CHALLENGE> Count the lines in the rows below that contain the word "first", where case matters. Reply with the number alone.

━━ AVAILABLE DATA ━━

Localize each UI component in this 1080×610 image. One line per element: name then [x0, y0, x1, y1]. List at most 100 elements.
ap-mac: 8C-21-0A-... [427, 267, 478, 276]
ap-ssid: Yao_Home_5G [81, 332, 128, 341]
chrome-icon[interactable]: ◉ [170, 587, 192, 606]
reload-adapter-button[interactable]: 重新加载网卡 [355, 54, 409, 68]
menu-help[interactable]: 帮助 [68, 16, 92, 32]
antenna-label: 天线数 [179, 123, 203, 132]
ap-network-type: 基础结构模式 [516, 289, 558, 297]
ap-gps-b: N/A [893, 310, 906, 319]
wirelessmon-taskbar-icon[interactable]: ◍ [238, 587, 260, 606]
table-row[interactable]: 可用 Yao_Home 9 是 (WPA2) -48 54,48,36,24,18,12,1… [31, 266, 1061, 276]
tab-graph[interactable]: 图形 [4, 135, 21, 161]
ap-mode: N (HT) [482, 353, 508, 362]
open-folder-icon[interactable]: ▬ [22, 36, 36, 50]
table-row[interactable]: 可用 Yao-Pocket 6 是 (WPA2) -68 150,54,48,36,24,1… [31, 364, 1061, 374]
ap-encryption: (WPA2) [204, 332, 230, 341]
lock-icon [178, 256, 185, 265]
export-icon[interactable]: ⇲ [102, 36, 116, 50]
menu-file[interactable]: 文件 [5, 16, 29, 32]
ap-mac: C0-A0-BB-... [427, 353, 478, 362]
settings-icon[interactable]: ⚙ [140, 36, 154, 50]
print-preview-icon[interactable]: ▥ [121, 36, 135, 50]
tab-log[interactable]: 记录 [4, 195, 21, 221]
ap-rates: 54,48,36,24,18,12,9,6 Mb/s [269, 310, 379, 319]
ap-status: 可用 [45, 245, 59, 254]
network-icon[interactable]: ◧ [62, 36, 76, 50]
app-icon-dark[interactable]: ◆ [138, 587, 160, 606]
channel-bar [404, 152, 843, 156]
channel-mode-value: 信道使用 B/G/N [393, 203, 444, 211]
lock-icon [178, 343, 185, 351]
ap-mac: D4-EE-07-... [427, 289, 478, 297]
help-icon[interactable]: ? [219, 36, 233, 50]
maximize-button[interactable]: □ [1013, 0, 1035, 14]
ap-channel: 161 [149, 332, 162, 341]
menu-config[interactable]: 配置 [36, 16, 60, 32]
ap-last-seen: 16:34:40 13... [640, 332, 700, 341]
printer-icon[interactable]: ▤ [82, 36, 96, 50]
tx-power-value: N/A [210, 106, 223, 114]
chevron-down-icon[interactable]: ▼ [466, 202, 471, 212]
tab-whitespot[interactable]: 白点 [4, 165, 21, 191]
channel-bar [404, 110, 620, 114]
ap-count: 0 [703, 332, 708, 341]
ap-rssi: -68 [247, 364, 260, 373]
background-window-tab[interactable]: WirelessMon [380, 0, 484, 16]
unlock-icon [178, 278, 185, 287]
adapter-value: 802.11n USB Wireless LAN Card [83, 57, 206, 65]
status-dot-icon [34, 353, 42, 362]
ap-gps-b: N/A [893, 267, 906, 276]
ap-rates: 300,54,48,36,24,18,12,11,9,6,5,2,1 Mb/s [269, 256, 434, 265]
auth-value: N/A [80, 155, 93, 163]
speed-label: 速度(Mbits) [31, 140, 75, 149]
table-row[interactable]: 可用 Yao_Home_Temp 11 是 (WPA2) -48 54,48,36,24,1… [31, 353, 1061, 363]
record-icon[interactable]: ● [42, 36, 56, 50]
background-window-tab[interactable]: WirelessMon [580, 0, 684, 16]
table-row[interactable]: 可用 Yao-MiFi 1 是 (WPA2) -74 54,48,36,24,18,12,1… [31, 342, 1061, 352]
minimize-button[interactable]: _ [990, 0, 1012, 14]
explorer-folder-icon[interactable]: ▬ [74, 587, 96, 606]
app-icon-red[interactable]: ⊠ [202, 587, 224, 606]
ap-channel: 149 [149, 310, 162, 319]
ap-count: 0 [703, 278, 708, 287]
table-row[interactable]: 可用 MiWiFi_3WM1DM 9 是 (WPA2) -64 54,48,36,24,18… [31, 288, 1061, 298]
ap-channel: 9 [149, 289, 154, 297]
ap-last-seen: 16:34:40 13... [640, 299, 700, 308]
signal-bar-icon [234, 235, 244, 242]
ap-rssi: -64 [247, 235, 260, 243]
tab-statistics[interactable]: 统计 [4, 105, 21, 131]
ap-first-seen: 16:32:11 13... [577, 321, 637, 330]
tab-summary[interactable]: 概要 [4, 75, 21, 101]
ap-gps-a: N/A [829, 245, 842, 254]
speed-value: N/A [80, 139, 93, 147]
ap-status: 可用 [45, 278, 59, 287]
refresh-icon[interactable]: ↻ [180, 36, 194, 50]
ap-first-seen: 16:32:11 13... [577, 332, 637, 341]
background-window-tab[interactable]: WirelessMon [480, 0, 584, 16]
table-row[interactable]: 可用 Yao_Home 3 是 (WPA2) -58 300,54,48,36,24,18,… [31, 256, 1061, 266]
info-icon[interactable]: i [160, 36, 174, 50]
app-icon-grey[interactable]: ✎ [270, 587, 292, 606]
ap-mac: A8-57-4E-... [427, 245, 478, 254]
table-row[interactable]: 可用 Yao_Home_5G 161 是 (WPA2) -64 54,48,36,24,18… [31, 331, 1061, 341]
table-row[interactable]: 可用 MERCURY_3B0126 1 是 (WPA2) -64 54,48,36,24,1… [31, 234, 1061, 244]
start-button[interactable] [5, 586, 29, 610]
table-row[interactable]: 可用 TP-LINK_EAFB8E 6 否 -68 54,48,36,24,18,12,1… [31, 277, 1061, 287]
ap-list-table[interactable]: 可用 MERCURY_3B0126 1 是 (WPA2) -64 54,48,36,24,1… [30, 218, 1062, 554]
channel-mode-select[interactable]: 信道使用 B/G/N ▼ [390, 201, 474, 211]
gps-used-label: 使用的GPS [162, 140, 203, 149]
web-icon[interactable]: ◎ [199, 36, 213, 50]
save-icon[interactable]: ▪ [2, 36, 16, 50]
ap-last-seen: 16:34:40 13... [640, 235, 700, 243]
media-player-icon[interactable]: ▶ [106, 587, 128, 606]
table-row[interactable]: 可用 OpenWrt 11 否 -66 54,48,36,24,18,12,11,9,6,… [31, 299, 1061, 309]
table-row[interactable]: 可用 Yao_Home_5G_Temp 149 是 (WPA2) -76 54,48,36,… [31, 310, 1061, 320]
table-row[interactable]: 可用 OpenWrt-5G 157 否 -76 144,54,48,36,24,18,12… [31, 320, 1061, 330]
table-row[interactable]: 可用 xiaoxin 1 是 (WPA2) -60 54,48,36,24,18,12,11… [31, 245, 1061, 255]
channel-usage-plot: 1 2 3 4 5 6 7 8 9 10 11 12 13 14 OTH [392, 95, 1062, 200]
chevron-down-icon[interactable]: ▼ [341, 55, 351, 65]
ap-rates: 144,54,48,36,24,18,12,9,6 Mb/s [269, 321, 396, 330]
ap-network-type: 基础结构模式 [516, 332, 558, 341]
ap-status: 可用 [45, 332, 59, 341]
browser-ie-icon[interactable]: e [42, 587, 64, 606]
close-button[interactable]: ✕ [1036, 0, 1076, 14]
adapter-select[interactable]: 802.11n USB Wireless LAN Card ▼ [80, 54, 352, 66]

━━━

EXERCISE SOLUTION> 2